OBJECTIVE:
Retype the records below exactly as they appear.

=== RAW RECORDS ===

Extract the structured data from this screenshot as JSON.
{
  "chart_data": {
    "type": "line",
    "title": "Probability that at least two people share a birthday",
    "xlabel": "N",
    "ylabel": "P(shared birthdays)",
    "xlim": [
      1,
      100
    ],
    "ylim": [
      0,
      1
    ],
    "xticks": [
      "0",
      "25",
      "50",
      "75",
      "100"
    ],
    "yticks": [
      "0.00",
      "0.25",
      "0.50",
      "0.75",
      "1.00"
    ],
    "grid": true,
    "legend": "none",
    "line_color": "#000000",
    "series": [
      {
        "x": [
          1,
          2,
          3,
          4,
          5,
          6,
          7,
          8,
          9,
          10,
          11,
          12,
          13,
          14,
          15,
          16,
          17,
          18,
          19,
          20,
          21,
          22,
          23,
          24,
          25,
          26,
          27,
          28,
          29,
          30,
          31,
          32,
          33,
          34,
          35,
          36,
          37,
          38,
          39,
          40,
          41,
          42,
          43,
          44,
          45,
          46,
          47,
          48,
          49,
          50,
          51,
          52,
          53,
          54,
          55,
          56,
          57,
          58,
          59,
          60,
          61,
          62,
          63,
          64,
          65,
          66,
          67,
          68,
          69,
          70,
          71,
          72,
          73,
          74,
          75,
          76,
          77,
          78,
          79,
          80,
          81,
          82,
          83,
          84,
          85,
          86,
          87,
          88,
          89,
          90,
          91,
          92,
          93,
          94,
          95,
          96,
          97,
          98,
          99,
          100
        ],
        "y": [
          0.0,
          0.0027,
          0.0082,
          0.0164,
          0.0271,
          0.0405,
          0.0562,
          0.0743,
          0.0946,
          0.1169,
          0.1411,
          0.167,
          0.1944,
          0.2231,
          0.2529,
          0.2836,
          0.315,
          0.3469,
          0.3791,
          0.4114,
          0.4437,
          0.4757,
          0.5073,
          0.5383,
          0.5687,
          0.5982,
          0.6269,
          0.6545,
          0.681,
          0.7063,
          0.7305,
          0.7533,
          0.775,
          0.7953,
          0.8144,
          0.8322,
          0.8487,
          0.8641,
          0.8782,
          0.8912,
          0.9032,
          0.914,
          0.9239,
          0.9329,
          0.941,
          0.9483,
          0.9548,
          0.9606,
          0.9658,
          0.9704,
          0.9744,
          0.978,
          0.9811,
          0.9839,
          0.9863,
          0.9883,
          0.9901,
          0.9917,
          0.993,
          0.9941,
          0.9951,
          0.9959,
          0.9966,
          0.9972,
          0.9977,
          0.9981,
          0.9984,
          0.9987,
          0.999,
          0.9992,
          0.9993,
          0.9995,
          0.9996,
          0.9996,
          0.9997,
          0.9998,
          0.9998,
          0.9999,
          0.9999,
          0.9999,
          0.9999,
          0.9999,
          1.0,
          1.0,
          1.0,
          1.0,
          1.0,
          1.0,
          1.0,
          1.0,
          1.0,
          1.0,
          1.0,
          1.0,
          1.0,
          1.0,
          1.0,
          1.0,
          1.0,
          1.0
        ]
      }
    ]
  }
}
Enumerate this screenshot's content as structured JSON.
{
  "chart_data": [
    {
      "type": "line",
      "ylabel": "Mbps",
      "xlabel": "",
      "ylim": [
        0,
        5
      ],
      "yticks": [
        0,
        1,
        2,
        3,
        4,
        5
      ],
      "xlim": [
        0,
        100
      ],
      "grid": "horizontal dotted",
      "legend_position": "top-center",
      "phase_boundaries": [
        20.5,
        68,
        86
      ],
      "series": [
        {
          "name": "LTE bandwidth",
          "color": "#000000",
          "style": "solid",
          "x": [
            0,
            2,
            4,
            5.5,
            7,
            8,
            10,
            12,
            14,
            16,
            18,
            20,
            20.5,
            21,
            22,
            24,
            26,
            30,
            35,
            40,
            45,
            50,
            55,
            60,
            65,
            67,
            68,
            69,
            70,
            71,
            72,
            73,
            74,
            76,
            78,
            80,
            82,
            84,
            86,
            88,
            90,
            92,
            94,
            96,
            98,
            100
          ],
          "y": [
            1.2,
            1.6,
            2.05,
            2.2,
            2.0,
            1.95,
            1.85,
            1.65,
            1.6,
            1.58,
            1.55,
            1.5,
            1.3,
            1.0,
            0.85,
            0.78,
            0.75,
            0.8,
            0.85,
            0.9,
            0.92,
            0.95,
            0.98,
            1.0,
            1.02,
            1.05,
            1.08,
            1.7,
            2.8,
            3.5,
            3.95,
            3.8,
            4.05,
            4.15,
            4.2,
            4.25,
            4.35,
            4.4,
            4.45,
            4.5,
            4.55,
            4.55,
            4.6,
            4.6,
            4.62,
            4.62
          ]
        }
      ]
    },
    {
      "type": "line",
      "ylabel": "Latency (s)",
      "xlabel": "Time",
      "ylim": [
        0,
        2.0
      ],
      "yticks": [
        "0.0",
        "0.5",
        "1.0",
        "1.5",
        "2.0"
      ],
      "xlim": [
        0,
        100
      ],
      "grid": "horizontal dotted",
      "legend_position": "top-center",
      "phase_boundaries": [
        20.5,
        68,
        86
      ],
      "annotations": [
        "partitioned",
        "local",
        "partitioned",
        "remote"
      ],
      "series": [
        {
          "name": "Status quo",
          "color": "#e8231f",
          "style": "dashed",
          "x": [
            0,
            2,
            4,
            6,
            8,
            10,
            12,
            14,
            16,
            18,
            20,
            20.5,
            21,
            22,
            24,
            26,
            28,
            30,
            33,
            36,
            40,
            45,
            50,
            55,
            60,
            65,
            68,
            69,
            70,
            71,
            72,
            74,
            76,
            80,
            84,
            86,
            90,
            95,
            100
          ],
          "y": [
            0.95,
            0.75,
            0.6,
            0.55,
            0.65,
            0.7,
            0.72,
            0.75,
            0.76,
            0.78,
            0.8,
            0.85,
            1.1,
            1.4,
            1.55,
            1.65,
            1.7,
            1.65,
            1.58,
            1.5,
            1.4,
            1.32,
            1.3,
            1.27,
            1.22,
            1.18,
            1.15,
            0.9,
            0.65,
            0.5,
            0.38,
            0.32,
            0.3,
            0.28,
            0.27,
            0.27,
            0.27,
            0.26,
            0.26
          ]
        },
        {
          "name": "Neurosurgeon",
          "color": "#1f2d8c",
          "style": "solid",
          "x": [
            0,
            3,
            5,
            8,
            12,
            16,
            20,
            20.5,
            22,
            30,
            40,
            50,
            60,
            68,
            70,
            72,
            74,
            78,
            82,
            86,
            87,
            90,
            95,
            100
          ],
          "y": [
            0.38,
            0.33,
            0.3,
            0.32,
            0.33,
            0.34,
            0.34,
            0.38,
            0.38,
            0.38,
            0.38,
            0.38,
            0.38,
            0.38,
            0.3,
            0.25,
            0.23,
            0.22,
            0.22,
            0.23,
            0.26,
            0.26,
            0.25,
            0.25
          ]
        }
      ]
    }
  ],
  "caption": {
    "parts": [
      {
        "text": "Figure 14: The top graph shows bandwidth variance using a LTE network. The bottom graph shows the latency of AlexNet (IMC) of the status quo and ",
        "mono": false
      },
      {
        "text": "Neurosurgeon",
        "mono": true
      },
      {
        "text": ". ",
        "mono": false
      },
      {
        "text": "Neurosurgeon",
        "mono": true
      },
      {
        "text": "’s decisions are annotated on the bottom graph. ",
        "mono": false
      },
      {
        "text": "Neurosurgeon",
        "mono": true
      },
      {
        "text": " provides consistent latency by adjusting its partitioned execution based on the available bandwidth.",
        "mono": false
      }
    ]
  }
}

===

OUTPUT:
Extract the structured data from this screenshot as JSON.
{
  "chart_data": {
    "type": "line",
    "title": "Probability that at least two people share a birthday",
    "xlabel": "N",
    "ylabel": "P(shared birthdays)",
    "xlim": [
      1,
      100
    ],
    "ylim": [
      0,
      1
    ],
    "xticks": [
      "0",
      "25",
      "50",
      "75",
      "100"
    ],
    "yticks": [
      "0.00",
      "0.25",
      "0.50",
      "0.75",
      "1.00"
    ],
    "grid": true,
    "legend": "none",
    "line_color": "#000000",
    "series": [
      {
        "x": [
          1,
          2,
          3,
          4,
          5,
          6,
          7,
          8,
          9,
          10,
          11,
          12,
          13,
          14,
          15,
          16,
          17,
          18,
          19,
          20,
          21,
          22,
          23,
          24,
          25,
          26,
          27,
          28,
          29,
          30,
          31,
          32,
          33,
          34,
          35,
          36,
          37,
          38,
          39,
          40,
          41,
          42,
          43,
          44,
          45,
          46,
          47,
          48,
          49,
          50,
          51,
          52,
          53,
          54,
          55,
          56,
          57,
          58,
          59,
          60,
          61,
          62,
          63,
          64,
          65,
          66,
          67,
          68,
          69,
          70,
          71,
          72,
          73,
          74,
          75,
          76,
          77,
          78,
          79,
          80,
          81,
          82,
          83,
          84,
          85,
          86,
          87,
          88,
          89,
          90,
          91,
          92,
          93,
          94,
          95,
          96,
          97,
          98,
          99,
          100
        ],
        "y": [
          0.0,
          0.0027,
          0.0082,
          0.0164,
          0.0271,
          0.0405,
          0.0562,
          0.0743,
          0.0946,
          0.1169,
          0.1411,
          0.167,
          0.1944,
          0.2231,
          0.2529,
          0.2836,
          0.315,
          0.3469,
          0.3791,
          0.4114,
          0.4437,
          0.4757,
          0.5073,
          0.5383,
          0.5687,
          0.5982,
          0.6269,
          0.6545,
          0.681,
          0.7063,
          0.7305,
          0.7533,
          0.775,
          0.7953,
          0.8144,
          0.8322,
          0.8487,
          0.8641,
          0.8782,
          0.8912,
          0.9032,
          0.914,
          0.9239,
          0.9329,
          0.941,
          0.9483,
          0.9548,
          0.9606,
          0.9658,
          0.9704,
          0.9744,
          0.978,
          0.9811,
          0.9839,
          0.9863,
          0.9883,
          0.9901,
          0.9917,
          0.993,
          0.9941,
          0.9951,
          0.9959,
          0.9966,
          0.9972,
          0.9977,
          0.9981,
          0.9984,
          0.9987,
          0.999,
          0.9992,
          0.9993,
          0.9995,
          0.9996,
          0.9996,
          0.9997,
          0.9998,
          0.9998,
          0.9999,
          0.9999,
          0.9999,
          0.9999,
          0.9999,
          1.0,
          1.0,
          1.0,
          1.0,
          1.0,
          1.0,
          1.0,
          1.0,
          1.0,
          1.0,
          1.0,
          1.0,
          1.0,
          1.0,
          1.0,
          1.0,
          1.0,
          1.0
        ]
      }
    ]
  }
}
Enumerate this screenshot's content as structured JSON.
{
  "chart_data": [
    {
      "type": "line",
      "ylabel": "Mbps",
      "xlabel": "",
      "ylim": [
        0,
        5
      ],
      "yticks": [
        0,
        1,
        2,
        3,
        4,
        5
      ],
      "xlim": [
        0,
        100
      ],
      "grid": "horizontal dotted",
      "legend_position": "top-center",
      "phase_boundaries": [
        20.5,
        68,
        86
      ],
      "series": [
        {
          "name": "LTE bandwidth",
          "color": "#000000",
          "style": "solid",
          "x": [
            0,
            2,
            4,
            5.5,
            7,
            8,
            10,
            12,
            14,
            16,
            18,
            20,
            20.5,
            21,
            22,
            24,
            26,
            30,
            35,
            40,
            45,
            50,
            55,
            60,
            65,
            67,
            68,
            69,
            70,
            71,
            72,
            73,
            74,
            76,
            78,
            80,
            82,
            84,
            86,
            88,
            90,
            92,
            94,
            96,
            98,
            100
          ],
          "y": [
            1.2,
            1.6,
            2.05,
            2.2,
            2.0,
            1.95,
            1.85,
            1.65,
            1.6,
            1.58,
            1.55,
            1.5,
            1.3,
            1.0,
            0.85,
            0.78,
            0.75,
            0.8,
            0.85,
            0.9,
            0.92,
            0.95,
            0.98,
            1.0,
            1.02,
            1.05,
            1.08,
            1.7,
            2.8,
            3.5,
            3.95,
            3.8,
            4.05,
            4.15,
            4.2,
            4.25,
            4.35,
            4.4,
            4.45,
            4.5,
            4.55,
            4.55,
            4.6,
            4.6,
            4.62,
            4.62
          ]
        }
      ]
    },
    {
      "type": "line",
      "ylabel": "Latency (s)",
      "xlabel": "Time",
      "ylim": [
        0,
        2.0
      ],
      "yticks": [
        "0.0",
        "0.5",
        "1.0",
        "1.5",
        "2.0"
      ],
      "xlim": [
        0,
        100
      ],
      "grid": "horizontal dotted",
      "legend_position": "top-center",
      "phase_boundaries": [
        20.5,
        68,
        86
      ],
      "annotations": [
        "partitioned",
        "local",
        "partitioned",
        "remote"
      ],
      "series": [
        {
          "name": "Status quo",
          "color": "#e8231f",
          "style": "dashed",
          "x": [
            0,
            2,
            4,
            6,
            8,
            10,
            12,
            14,
            16,
            18,
            20,
            20.5,
            21,
            22,
            24,
            26,
            28,
            30,
            33,
            36,
            40,
            45,
            50,
            55,
            60,
            65,
            68,
            69,
            70,
            71,
            72,
            74,
            76,
            80,
            84,
            86,
            90,
            95,
            100
          ],
          "y": [
            0.95,
            0.75,
            0.6,
            0.55,
            0.65,
            0.7,
            0.72,
            0.75,
            0.76,
            0.78,
            0.8,
            0.85,
            1.1,
            1.4,
            1.55,
            1.65,
            1.7,
            1.65,
            1.58,
            1.5,
            1.4,
            1.32,
            1.3,
            1.27,
            1.22,
            1.18,
            1.15,
            0.9,
            0.65,
            0.5,
            0.38,
            0.32,
            0.3,
            0.28,
            0.27,
            0.27,
            0.27,
            0.26,
            0.26
          ]
        },
        {
          "name": "Neurosurgeon",
          "color": "#1f2d8c",
          "style": "solid",
          "x": [
            0,
            3,
            5,
            8,
            12,
            16,
            20,
            20.5,
            22,
            30,
            40,
            50,
            60,
            68,
            70,
            72,
            74,
            78,
            82,
            86,
            87,
            90,
            95,
            100
          ],
          "y": [
            0.38,
            0.33,
            0.3,
            0.32,
            0.33,
            0.34,
            0.34,
            0.38,
            0.38,
            0.38,
            0.38,
            0.38,
            0.38,
            0.38,
            0.3,
            0.25,
            0.23,
            0.22,
            0.22,
            0.23,
            0.26,
            0.26,
            0.25,
            0.25
          ]
        }
      ]
    }
  ],
  "caption": {
    "parts": [
      {
        "text": "Figure 14: The top graph shows bandwidth variance using a LTE network. The bottom graph shows the latency of AlexNet (IMC) of the status quo and ",
        "mono": false
      },
      {
        "text": "Neurosurgeon",
        "mono": true
      },
      {
        "text": ". ",
        "mono": false
      },
      {
        "text": "Neurosurgeon",
        "mono": true
      },
      {
        "text": "’s decisions are annotated on the bottom graph. ",
        "mono": false
      },
      {
        "text": "Neurosurgeon",
        "mono": true
      },
      {
        "text": " provides consistent latency by adjusting its partitioned execution based on the available bandwidth.",
        "mono": false
      }
    ]
  }
}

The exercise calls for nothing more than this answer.